Listed entries:
————————
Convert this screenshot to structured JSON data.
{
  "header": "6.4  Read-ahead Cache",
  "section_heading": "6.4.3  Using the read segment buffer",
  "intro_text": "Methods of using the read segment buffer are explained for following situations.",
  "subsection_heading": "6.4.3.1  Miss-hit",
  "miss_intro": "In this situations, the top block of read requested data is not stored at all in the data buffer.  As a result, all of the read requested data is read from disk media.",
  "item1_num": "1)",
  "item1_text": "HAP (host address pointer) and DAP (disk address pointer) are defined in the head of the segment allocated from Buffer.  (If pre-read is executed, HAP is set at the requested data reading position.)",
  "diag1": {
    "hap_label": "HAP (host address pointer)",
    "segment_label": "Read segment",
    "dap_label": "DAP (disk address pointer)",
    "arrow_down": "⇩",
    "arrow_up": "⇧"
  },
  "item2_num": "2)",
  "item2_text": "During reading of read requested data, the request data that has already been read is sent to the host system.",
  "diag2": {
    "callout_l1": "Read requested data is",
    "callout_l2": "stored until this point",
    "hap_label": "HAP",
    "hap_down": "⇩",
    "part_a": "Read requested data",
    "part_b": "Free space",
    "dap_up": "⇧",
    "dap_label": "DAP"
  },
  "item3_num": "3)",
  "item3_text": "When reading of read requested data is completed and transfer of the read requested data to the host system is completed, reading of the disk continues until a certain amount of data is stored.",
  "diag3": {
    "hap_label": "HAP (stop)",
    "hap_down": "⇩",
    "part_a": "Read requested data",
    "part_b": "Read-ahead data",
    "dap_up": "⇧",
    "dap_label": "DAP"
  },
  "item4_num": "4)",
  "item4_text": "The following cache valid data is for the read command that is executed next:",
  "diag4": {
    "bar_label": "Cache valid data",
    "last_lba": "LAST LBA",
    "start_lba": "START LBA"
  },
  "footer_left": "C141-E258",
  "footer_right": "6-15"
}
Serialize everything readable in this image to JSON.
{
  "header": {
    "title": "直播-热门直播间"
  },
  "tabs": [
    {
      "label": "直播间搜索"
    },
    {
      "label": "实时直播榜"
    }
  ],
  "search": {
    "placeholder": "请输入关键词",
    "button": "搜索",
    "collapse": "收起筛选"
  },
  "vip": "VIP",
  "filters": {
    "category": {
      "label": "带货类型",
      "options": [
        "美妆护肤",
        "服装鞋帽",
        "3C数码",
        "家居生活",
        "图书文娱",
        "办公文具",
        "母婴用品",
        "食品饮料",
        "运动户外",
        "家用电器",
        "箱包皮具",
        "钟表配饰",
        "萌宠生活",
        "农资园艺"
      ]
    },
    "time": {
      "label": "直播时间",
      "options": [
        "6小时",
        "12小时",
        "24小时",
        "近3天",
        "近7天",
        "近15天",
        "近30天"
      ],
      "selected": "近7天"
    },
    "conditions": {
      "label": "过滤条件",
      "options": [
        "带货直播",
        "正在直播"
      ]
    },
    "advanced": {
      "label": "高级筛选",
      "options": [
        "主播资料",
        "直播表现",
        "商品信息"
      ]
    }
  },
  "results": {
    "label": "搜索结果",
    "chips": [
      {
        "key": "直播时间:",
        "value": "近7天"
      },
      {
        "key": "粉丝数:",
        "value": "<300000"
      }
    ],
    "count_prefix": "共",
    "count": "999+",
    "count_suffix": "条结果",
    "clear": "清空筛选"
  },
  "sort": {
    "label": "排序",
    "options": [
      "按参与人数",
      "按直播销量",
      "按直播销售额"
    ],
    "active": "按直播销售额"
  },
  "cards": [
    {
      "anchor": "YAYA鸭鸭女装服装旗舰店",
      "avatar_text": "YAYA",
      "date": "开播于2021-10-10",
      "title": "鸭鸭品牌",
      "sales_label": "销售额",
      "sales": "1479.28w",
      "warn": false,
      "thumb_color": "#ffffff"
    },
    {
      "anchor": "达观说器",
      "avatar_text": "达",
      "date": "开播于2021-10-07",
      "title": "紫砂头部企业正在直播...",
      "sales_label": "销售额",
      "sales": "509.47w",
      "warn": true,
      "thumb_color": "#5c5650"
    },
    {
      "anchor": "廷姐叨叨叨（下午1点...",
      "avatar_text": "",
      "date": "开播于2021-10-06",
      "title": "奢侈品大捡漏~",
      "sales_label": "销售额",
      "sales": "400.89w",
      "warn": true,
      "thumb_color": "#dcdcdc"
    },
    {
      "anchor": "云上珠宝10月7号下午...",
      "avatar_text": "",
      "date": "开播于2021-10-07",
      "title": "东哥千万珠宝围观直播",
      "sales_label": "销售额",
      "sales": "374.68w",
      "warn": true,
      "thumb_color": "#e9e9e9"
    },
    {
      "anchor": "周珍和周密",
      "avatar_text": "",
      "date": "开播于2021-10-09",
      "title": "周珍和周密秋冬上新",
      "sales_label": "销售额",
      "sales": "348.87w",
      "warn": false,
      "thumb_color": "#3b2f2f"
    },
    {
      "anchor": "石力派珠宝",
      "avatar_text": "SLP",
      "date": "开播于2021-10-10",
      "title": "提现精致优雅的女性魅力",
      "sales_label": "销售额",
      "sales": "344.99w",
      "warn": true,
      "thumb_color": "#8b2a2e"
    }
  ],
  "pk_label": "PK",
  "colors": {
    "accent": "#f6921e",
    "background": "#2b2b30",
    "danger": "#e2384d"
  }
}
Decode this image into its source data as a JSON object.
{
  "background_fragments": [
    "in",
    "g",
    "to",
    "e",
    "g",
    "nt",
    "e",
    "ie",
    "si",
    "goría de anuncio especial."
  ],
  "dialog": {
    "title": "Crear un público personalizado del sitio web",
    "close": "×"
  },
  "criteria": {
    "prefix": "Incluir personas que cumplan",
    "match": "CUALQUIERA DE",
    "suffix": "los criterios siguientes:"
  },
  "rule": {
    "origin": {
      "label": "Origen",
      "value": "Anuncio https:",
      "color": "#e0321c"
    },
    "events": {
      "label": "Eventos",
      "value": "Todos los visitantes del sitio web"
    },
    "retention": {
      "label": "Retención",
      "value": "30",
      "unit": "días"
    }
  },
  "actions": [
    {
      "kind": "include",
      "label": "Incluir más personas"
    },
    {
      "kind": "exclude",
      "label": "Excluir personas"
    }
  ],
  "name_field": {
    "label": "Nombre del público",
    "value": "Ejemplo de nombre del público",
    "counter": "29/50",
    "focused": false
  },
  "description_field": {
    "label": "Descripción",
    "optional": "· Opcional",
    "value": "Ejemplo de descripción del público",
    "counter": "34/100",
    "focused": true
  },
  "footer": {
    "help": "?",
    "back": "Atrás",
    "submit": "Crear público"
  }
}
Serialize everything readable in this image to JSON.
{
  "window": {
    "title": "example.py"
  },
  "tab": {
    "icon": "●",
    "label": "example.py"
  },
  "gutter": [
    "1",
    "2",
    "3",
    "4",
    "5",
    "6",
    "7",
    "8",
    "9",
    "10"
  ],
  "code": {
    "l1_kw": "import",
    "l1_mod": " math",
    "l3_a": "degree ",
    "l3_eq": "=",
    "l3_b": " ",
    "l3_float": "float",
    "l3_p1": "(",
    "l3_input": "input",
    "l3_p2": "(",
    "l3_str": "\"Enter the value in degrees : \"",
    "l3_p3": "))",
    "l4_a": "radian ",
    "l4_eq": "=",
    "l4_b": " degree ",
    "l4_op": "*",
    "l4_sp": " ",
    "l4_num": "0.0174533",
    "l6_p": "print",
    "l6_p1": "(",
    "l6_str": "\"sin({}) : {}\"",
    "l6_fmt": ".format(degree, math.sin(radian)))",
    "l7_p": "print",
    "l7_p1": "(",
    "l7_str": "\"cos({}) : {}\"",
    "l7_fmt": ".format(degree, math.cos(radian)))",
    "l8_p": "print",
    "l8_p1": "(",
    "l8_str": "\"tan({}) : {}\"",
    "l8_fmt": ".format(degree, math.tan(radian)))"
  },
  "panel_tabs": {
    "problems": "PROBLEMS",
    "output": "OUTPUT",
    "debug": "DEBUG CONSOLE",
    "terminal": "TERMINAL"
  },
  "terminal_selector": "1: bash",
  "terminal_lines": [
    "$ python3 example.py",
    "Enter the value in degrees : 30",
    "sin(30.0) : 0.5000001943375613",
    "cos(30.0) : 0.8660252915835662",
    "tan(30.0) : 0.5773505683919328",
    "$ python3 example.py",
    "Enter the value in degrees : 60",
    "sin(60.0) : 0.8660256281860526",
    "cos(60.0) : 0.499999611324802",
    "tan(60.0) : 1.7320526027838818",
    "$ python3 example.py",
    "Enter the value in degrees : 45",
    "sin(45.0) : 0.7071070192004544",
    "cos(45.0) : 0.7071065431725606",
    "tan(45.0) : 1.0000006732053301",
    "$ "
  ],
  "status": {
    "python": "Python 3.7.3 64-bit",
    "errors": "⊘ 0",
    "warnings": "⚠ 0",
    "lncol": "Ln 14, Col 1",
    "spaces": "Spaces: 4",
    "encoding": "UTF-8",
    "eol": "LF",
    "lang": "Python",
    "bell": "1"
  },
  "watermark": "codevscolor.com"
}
————————
Short exercise: For the data above, state only how many lines include the word "from".

Completed task: 2